**THE RECORDS**

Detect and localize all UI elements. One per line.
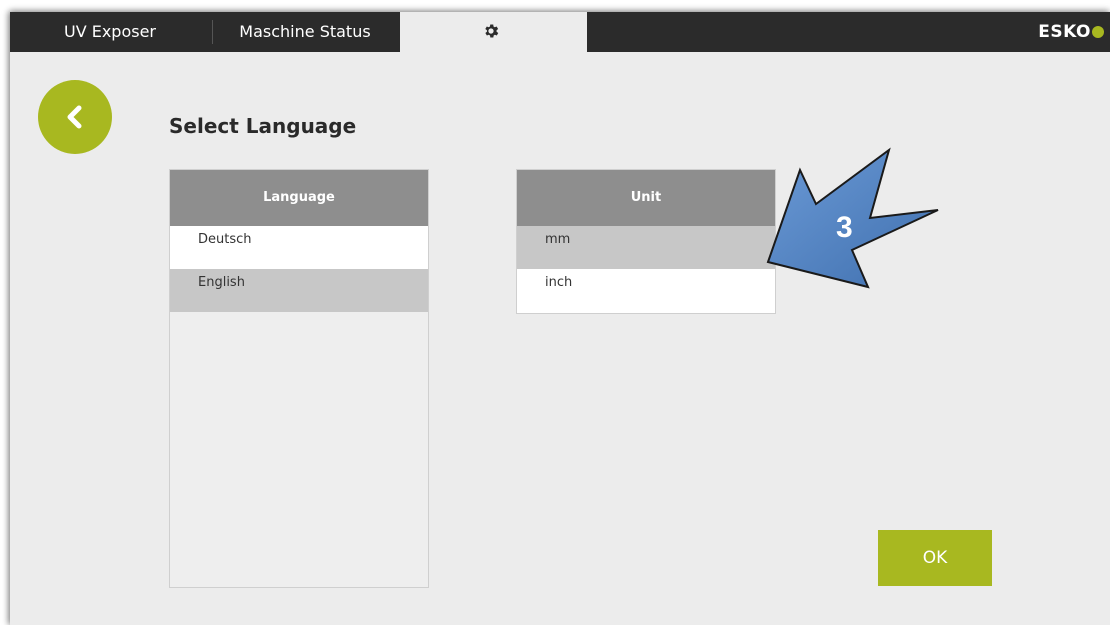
tab-settings[interactable] <box>400 12 587 52</box>
unit-list-header: Unit <box>517 170 775 226</box>
language-item-english[interactable]: English <box>170 269 428 312</box>
annotation-number: 3 <box>836 211 853 244</box>
unit-item-mm[interactable]: mm <box>517 226 775 269</box>
language-item-deutsch[interactable]: Deutsch <box>170 226 428 269</box>
esko-logo: ESKO <box>1038 12 1104 52</box>
ok-button[interactable]: OK <box>878 530 992 586</box>
tab-uv-exposer[interactable]: UV Exposer <box>10 12 210 52</box>
logo-mark-icon <box>1092 26 1104 38</box>
language-list: Language Deutsch English <box>169 169 429 588</box>
language-list-header: Language <box>170 170 428 226</box>
top-navigation-bar: UV Exposer Maschine Status ESKO <box>10 12 1110 52</box>
app-window: UV Exposer Maschine Status ESKO Select L… <box>10 12 1110 625</box>
gear-icon <box>485 24 499 38</box>
tab-maschine-status[interactable]: Maschine Status <box>210 12 400 52</box>
chevron-left-icon <box>67 105 82 129</box>
page-title: Select Language <box>169 114 357 138</box>
logo-text: ESKO <box>1038 22 1091 42</box>
back-button[interactable] <box>38 80 112 154</box>
annotation-arrow: 3 <box>766 147 939 289</box>
unit-item-inch[interactable]: inch <box>517 269 775 312</box>
unit-list: Unit mm inch <box>516 169 776 314</box>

**STATED GOAL**
Reproduce all the rows above with "interactable" replaced by "clickable" and nothing else changed. Leave out the pictures.

**FINAL RESULT**
Detect and localize all UI elements. One per line.
tab-settings[clickable] <box>400 12 587 52</box>
unit-list-header: Unit <box>517 170 775 226</box>
language-item-english[clickable]: English <box>170 269 428 312</box>
annotation-number: 3 <box>836 211 853 244</box>
unit-item-mm[clickable]: mm <box>517 226 775 269</box>
language-item-deutsch[clickable]: Deutsch <box>170 226 428 269</box>
esko-logo: ESKO <box>1038 12 1104 52</box>
ok-button[clickable]: OK <box>878 530 992 586</box>
tab-uv-exposer[clickable]: UV Exposer <box>10 12 210 52</box>
logo-mark-icon <box>1092 26 1104 38</box>
language-list: Language Deutsch English <box>169 169 429 588</box>
language-list-header: Language <box>170 170 428 226</box>
top-navigation-bar: UV Exposer Maschine Status ESKO <box>10 12 1110 52</box>
app-window: UV Exposer Maschine Status ESKO Select L… <box>10 12 1110 625</box>
gear-icon <box>485 24 499 38</box>
tab-maschine-status[clickable]: Maschine Status <box>210 12 400 52</box>
chevron-left-icon <box>67 105 82 129</box>
page-title: Select Language <box>169 114 357 138</box>
logo-text: ESKO <box>1038 22 1091 42</box>
back-button[clickable] <box>38 80 112 154</box>
annotation-arrow: 3 <box>766 147 939 289</box>
unit-item-inch[clickable]: inch <box>517 269 775 312</box>
unit-list: Unit mm inch <box>516 169 776 314</box>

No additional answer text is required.